### Action item
Would you repeat every line below exactly, please?

### Records shown

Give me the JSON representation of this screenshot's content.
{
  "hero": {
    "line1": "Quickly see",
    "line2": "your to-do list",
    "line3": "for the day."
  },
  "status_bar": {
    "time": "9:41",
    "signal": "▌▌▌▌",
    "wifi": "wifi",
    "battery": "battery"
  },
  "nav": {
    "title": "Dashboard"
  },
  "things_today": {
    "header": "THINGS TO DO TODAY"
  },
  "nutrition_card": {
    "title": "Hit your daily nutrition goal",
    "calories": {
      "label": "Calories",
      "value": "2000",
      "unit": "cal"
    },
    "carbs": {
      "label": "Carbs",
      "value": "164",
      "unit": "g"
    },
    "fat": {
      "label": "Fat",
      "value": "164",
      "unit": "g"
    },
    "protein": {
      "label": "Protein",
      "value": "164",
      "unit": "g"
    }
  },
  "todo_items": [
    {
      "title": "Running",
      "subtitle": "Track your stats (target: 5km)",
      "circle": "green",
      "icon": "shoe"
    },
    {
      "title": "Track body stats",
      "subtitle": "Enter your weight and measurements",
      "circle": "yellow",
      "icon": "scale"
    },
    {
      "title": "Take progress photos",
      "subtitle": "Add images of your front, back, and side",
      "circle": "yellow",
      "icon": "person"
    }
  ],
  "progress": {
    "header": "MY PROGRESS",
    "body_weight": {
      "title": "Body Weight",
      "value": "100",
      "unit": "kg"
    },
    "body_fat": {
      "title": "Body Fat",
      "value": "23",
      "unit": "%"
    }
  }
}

### Result
Give me the JSON representation of this screenshot's content.
{
  "hero": {
    "line1": "Quickly see",
    "line2": "your to-do list",
    "line3": "for the day."
  },
  "status_bar": {
    "time": "9:41",
    "signal": "▌▌▌▌",
    "wifi": "wifi",
    "battery": "battery"
  },
  "nav": {
    "title": "Dashboard"
  },
  "things_today": {
    "header": "THINGS TO DO TODAY"
  },
  "nutrition_card": {
    "title": "Hit your daily nutrition goal",
    "calories": {
      "label": "Calories",
      "value": "2000",
      "unit": "cal"
    },
    "carbs": {
      "label": "Carbs",
      "value": "164",
      "unit": "g"
    },
    "fat": {
      "label": "Fat",
      "value": "164",
      "unit": "g"
    },
    "protein": {
      "label": "Protein",
      "value": "164",
      "unit": "g"
    }
  },
  "todo_items": [
    {
      "title": "Running",
      "subtitle": "Track your stats (target: 5km)",
      "circle": "green",
      "icon": "shoe"
    },
    {
      "title": "Track body stats",
      "subtitle": "Enter your weight and measurements",
      "circle": "yellow",
      "icon": "scale"
    },
    {
      "title": "Take progress photos",
      "subtitle": "Add images of your front, back, and side",
      "circle": "yellow",
      "icon": "person"
    }
  ],
  "progress": {
    "header": "MY PROGRESS",
    "body_weight": {
      "title": "Body Weight",
      "value": "100",
      "unit": "kg"
    },
    "body_fat": {
      "title": "Body Fat",
      "value": "23",
      "unit": "%"
    }
  }
}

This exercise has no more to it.